__Dataset__
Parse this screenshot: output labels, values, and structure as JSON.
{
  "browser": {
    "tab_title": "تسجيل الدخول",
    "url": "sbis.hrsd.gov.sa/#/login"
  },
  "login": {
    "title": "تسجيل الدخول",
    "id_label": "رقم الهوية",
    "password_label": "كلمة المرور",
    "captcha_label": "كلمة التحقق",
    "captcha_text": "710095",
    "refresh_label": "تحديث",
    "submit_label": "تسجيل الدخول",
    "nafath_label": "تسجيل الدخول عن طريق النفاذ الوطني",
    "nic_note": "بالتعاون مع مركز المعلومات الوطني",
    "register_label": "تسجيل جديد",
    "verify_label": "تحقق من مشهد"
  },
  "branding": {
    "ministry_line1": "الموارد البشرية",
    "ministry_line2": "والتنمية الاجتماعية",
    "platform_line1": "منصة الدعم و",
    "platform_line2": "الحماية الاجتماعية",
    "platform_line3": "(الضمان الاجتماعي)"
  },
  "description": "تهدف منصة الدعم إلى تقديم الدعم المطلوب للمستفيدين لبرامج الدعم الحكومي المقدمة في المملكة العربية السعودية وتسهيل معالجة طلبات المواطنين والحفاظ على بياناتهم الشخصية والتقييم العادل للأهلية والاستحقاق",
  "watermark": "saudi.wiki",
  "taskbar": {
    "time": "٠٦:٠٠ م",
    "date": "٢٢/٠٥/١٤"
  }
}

__To be done__
Copy the records above exactly as they appear.

__Result of the task__
Parse this screenshot: output labels, values, and structure as JSON.
{
  "browser": {
    "tab_title": "تسجيل الدخول",
    "url": "sbis.hrsd.gov.sa/#/login"
  },
  "login": {
    "title": "تسجيل الدخول",
    "id_label": "رقم الهوية",
    "password_label": "كلمة المرور",
    "captcha_label": "كلمة التحقق",
    "captcha_text": "710095",
    "refresh_label": "تحديث",
    "submit_label": "تسجيل الدخول",
    "nafath_label": "تسجيل الدخول عن طريق النفاذ الوطني",
    "nic_note": "بالتعاون مع مركز المعلومات الوطني",
    "register_label": "تسجيل جديد",
    "verify_label": "تحقق من مشهد"
  },
  "branding": {
    "ministry_line1": "الموارد البشرية",
    "ministry_line2": "والتنمية الاجتماعية",
    "platform_line1": "منصة الدعم و",
    "platform_line2": "الحماية الاجتماعية",
    "platform_line3": "(الضمان الاجتماعي)"
  },
  "description": "تهدف منصة الدعم إلى تقديم الدعم المطلوب للمستفيدين لبرامج الدعم الحكومي المقدمة في المملكة العربية السعودية وتسهيل معالجة طلبات المواطنين والحفاظ على بياناتهم الشخصية والتقييم العادل للأهلية والاستحقاق",
  "watermark": "saudi.wiki",
  "taskbar": {
    "time": "٠٦:٠٠ م",
    "date": "٢٢/٠٥/١٤"
  }
}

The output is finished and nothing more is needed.